→ **GIVEN DATA**
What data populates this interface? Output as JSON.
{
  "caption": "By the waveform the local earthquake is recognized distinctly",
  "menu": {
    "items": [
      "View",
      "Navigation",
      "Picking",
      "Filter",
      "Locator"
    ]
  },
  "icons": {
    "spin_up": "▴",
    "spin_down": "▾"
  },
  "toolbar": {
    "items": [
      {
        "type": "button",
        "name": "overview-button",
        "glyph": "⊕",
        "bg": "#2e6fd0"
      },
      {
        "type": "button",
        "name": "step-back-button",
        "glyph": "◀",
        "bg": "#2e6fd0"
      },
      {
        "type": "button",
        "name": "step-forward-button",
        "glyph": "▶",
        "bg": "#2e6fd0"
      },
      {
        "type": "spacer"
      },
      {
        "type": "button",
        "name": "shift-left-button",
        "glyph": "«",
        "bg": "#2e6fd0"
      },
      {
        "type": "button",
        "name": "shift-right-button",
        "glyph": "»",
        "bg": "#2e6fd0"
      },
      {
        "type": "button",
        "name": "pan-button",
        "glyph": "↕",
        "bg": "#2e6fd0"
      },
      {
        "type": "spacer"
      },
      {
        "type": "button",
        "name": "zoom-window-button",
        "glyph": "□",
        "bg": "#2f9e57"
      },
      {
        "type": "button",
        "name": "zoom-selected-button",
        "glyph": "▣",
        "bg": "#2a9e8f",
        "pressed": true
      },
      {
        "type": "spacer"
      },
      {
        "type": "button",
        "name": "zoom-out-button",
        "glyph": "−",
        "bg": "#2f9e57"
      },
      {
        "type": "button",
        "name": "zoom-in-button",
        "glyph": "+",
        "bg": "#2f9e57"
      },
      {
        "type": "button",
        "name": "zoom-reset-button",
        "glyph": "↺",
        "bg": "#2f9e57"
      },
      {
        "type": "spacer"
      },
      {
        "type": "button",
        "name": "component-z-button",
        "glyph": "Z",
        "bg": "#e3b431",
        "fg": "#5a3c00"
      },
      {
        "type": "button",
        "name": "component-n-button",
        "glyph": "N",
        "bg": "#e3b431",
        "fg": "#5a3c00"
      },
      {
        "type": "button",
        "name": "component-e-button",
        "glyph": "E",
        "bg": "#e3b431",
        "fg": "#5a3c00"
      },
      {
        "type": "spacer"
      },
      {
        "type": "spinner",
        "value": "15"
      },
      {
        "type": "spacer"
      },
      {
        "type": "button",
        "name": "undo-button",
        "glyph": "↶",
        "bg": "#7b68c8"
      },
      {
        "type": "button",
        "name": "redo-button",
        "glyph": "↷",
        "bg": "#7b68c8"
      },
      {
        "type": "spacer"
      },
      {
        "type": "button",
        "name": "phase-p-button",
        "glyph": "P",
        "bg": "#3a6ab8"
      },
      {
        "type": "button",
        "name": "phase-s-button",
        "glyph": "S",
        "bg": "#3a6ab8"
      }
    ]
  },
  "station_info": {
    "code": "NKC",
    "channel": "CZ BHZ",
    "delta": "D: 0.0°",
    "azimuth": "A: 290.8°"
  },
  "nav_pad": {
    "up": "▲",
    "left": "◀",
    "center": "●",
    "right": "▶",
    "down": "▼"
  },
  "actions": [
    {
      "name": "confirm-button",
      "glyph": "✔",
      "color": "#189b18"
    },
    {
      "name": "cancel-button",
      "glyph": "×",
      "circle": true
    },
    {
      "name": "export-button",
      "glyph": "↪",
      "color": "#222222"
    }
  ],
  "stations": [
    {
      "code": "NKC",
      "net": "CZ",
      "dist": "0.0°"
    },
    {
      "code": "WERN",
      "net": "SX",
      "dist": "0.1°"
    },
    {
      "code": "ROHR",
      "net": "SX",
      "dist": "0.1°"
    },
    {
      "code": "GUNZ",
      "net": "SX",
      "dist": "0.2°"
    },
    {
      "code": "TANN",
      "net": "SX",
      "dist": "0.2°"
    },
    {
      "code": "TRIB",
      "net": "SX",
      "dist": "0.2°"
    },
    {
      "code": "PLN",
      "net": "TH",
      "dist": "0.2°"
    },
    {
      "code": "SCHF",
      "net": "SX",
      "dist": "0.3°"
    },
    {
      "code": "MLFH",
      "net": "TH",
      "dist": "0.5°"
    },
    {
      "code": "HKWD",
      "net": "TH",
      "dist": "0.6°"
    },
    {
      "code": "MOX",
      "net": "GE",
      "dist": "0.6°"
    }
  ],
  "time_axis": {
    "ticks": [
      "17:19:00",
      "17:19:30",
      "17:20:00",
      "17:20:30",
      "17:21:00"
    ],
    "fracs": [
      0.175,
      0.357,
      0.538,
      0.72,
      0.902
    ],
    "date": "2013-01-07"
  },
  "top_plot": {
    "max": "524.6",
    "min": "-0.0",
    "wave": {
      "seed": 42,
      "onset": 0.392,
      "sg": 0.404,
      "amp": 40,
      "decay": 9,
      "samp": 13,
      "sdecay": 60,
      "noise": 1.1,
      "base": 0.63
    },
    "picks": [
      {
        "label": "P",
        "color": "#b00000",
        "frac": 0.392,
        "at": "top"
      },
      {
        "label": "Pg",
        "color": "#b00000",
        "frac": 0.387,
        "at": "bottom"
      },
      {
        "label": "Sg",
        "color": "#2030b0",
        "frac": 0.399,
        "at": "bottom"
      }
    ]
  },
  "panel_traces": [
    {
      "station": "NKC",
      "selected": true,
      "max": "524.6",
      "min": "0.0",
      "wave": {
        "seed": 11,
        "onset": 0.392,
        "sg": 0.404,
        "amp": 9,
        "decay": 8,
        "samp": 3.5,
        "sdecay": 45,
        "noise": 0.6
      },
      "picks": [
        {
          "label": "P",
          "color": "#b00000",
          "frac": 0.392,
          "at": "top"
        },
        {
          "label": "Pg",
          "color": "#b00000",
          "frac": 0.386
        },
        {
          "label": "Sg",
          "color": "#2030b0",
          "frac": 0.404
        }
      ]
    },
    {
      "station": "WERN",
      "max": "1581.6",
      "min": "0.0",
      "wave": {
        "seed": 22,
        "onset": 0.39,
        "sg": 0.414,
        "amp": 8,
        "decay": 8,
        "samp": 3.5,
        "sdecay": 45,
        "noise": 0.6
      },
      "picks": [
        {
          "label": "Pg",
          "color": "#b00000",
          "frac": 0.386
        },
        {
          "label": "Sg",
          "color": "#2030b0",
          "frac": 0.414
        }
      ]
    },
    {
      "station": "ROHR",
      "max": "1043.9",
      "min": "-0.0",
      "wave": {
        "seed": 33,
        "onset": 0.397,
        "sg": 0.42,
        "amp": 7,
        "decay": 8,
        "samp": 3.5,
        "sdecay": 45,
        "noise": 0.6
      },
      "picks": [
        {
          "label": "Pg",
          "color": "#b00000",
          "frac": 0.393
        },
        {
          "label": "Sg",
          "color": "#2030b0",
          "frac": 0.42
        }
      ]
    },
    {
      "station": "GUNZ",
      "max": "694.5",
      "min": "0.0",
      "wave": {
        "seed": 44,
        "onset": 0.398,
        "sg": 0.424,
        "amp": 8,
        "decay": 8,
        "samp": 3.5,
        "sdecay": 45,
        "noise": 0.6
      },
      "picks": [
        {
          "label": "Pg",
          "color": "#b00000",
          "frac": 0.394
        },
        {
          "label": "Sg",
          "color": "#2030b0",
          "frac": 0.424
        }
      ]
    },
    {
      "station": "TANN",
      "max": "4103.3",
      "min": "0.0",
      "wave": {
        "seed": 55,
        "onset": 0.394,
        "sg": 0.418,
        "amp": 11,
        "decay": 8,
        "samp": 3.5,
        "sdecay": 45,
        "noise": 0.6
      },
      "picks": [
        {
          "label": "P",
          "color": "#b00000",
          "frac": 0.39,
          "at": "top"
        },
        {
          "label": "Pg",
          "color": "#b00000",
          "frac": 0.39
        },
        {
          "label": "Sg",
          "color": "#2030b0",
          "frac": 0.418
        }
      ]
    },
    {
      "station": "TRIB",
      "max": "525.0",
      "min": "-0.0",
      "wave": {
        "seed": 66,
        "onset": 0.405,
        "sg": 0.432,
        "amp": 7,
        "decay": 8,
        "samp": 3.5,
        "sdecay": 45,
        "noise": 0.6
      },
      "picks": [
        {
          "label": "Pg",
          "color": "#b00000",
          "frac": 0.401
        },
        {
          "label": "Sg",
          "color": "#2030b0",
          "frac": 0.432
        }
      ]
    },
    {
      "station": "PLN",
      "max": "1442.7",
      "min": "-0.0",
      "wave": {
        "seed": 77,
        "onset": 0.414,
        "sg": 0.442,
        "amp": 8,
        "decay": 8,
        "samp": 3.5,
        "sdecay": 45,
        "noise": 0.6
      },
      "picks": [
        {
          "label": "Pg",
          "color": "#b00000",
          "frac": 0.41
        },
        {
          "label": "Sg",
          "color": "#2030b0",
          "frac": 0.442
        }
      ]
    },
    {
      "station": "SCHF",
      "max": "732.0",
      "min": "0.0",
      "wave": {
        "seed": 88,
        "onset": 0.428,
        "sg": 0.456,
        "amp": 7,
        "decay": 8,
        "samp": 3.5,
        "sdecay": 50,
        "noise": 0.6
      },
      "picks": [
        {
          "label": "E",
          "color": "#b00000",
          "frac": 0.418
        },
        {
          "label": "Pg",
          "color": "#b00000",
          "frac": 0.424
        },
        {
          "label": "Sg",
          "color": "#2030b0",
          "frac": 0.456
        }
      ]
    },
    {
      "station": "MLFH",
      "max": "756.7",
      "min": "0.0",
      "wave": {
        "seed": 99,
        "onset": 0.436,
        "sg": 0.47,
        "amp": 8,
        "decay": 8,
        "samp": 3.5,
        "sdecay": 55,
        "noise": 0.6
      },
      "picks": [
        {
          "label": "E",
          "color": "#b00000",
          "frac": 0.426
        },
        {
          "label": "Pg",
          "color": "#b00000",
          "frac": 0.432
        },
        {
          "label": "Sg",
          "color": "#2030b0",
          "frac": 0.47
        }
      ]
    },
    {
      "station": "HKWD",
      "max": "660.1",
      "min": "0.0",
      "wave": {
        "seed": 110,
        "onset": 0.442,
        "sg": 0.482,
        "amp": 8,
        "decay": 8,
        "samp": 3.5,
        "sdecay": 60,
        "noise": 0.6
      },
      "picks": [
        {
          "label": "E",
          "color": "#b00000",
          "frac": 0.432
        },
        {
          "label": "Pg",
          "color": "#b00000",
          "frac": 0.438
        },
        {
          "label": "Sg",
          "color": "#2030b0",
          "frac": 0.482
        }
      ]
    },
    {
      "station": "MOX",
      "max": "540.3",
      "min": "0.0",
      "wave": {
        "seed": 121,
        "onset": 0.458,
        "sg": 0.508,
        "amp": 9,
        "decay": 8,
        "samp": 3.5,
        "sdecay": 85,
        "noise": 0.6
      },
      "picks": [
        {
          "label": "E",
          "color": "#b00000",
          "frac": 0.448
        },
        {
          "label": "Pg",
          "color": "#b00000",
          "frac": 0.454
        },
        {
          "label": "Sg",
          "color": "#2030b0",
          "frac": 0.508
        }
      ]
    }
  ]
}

→ **GOAL**
In the listing above, how many lines hold the word "true"? Give the number and nothing more.

→ **TASK RESULT**
3